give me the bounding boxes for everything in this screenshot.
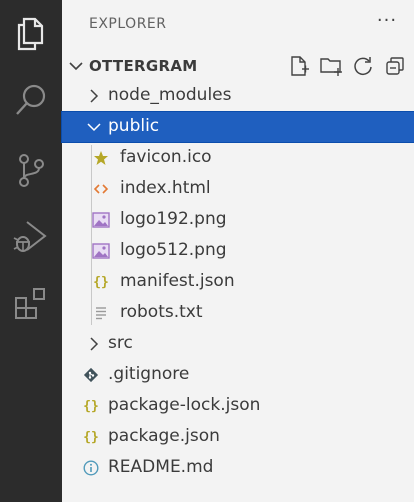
- image-icon: [92, 211, 110, 229]
- explorer-title: EXPLORER: [89, 16, 167, 32]
- more-actions-button[interactable]: ···: [374, 12, 400, 34]
- tree-item-label: favicon.ico: [120, 147, 212, 167]
- source-control-icon[interactable]: [0, 146, 62, 194]
- tree-item-readme[interactable]: README.md: [62, 453, 414, 483]
- extensions-icon[interactable]: [0, 280, 62, 328]
- section-actions: [284, 52, 414, 80]
- tree-item-logo512[interactable]: logo512.png: [62, 236, 414, 266]
- tree-item-package-json[interactable]: {} package.json: [62, 422, 414, 452]
- search-icon[interactable]: [0, 76, 62, 124]
- files-icon[interactable]: [0, 10, 62, 58]
- new-file-icon[interactable]: [284, 52, 314, 80]
- star-icon: [92, 149, 110, 167]
- tree-item-index-html[interactable]: index.html: [62, 174, 414, 204]
- tree-item-label: package.json: [108, 426, 220, 446]
- tree-item-src[interactable]: src: [62, 329, 414, 359]
- tree-item-robots-txt[interactable]: robots.txt: [62, 298, 414, 328]
- collapse-all-icon[interactable]: [380, 52, 410, 80]
- info-icon: [82, 459, 100, 477]
- tree-item-logo192[interactable]: logo192.png: [62, 205, 414, 235]
- new-folder-icon[interactable]: [316, 52, 346, 80]
- tree-item-public[interactable]: public: [61, 111, 414, 143]
- chevron-down-icon: [68, 58, 84, 78]
- tree-item-package-lock-json[interactable]: {} package-lock.json: [62, 391, 414, 421]
- git-icon: [82, 366, 100, 384]
- json-icon: {}: [83, 398, 99, 414]
- tree-item-node-modules[interactable]: node_modules: [62, 81, 414, 111]
- chevron-down-icon: [86, 119, 102, 135]
- explorer-header: EXPLORER ···: [62, 0, 414, 50]
- tree-item-manifest-json[interactable]: {} manifest.json: [62, 267, 414, 297]
- folder-section-header[interactable]: OTTERGRAM: [62, 50, 414, 80]
- tree-item-gitignore[interactable]: .gitignore: [62, 360, 414, 390]
- tree-item-label: package-lock.json: [108, 395, 261, 415]
- tree-item-label: logo512.png: [120, 240, 227, 260]
- text-file-icon: [92, 304, 110, 322]
- tree-item-label: logo192.png: [120, 209, 227, 229]
- tree-item-label: .gitignore: [108, 364, 190, 384]
- explorer-sidebar: EXPLORER ··· OTTERGRAM node_modules publ…: [61, 0, 414, 502]
- tree-item-label: node_modules: [108, 85, 232, 105]
- tree-item-label: src: [108, 333, 133, 353]
- tree-item-label: robots.txt: [120, 302, 203, 322]
- image-icon: [92, 242, 110, 260]
- chevron-right-icon: [86, 336, 102, 352]
- json-icon: {}: [93, 274, 109, 290]
- tree-item-label: public: [108, 116, 160, 136]
- tree-item-label: manifest.json: [120, 271, 235, 291]
- chevron-right-icon: [86, 88, 102, 104]
- activity-bar: [0, 0, 62, 502]
- run-debug-icon[interactable]: [0, 212, 62, 260]
- folder-name: OTTERGRAM: [89, 57, 198, 75]
- refresh-icon[interactable]: [348, 52, 378, 80]
- tree-item-label: index.html: [120, 178, 211, 198]
- json-icon: {}: [83, 429, 99, 445]
- tree-item-favicon[interactable]: favicon.ico: [62, 143, 414, 173]
- html-icon: [92, 180, 110, 198]
- tree-item-label: README.md: [108, 457, 214, 477]
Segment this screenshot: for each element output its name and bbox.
::::::::
▶ **GIVEN REQUEST**
Copy out the listing above line for line, omitting the picture.

▶ **RESULT OF THE EXERCISE**
give me the bounding boxes for everything in this screenshot.
- image-icon: [92, 211, 110, 229]
- explorer-title: EXPLORER: [89, 16, 167, 32]
- more-actions-button[interactable]: ···: [374, 12, 400, 34]
- tree-item-label: favicon.ico: [120, 147, 212, 167]
- source-control-icon[interactable]: [0, 146, 62, 194]
- tree-item-readme[interactable]: README.md: [62, 453, 414, 483]
- extensions-icon[interactable]: [0, 280, 62, 328]
- section-actions: [284, 52, 414, 80]
- tree-item-logo512[interactable]: logo512.png: [62, 236, 414, 266]
- tree-item-package-json[interactable]: {} package.json: [62, 422, 414, 452]
- search-icon[interactable]: [0, 76, 62, 124]
- files-icon[interactable]: [0, 10, 62, 58]
- new-file-icon[interactable]: [284, 52, 314, 80]
- star-icon: [92, 149, 110, 167]
- tree-item-index-html[interactable]: index.html: [62, 174, 414, 204]
- tree-item-label: package.json: [108, 426, 220, 446]
- tree-item-src[interactable]: src: [62, 329, 414, 359]
- tree-item-robots-txt[interactable]: robots.txt: [62, 298, 414, 328]
- collapse-all-icon[interactable]: [380, 52, 410, 80]
- info-icon: [82, 459, 100, 477]
- tree-item-logo192[interactable]: logo192.png: [62, 205, 414, 235]
- new-folder-icon[interactable]: [316, 52, 346, 80]
- tree-item-public[interactable]: public: [61, 111, 414, 143]
- chevron-down-icon: [68, 58, 84, 78]
- tree-item-package-lock-json[interactable]: {} package-lock.json: [62, 391, 414, 421]
- git-icon: [82, 366, 100, 384]
- json-icon: {}: [83, 398, 99, 414]
- tree-item-node-modules[interactable]: node_modules: [62, 81, 414, 111]
- chevron-down-icon: [86, 119, 102, 135]
- explorer-header: EXPLORER ···: [62, 0, 414, 50]
- tree-item-manifest-json[interactable]: {} manifest.json: [62, 267, 414, 297]
- folder-section-header[interactable]: OTTERGRAM: [62, 50, 414, 80]
- tree-item-gitignore[interactable]: .gitignore: [62, 360, 414, 390]
- tree-item-label: package-lock.json: [108, 395, 261, 415]
- tree-item-label: logo512.png: [120, 240, 227, 260]
- text-file-icon: [92, 304, 110, 322]
- tree-item-label: logo192.png: [120, 209, 227, 229]
- tree-item-label: .gitignore: [108, 364, 190, 384]
- explorer-sidebar: EXPLORER ··· OTTERGRAM node_modules publ…: [61, 0, 414, 502]
- tree-item-label: node_modules: [108, 85, 232, 105]
- tree-item-label: src: [108, 333, 133, 353]
- tree-item-label: robots.txt: [120, 302, 203, 322]
- image-icon: [92, 242, 110, 260]
- chevron-right-icon: [86, 336, 102, 352]
- json-icon: {}: [93, 274, 109, 290]
- tree-item-label: public: [108, 116, 160, 136]
- tree-item-label: manifest.json: [120, 271, 235, 291]
- chevron-right-icon: [86, 88, 102, 104]
- activity-bar: [0, 0, 62, 502]
- run-debug-icon[interactable]: [0, 212, 62, 260]
- folder-name: OTTERGRAM: [89, 57, 198, 75]
- refresh-icon[interactable]: [348, 52, 378, 80]
- tree-item-label: index.html: [120, 178, 211, 198]
- json-icon: {}: [83, 429, 99, 445]
- tree-item-favicon[interactable]: favicon.ico: [62, 143, 414, 173]
- html-icon: [92, 180, 110, 198]
- tree-item-label: README.md: [108, 457, 214, 477]
Segment this screenshot: for each element output its name and bbox.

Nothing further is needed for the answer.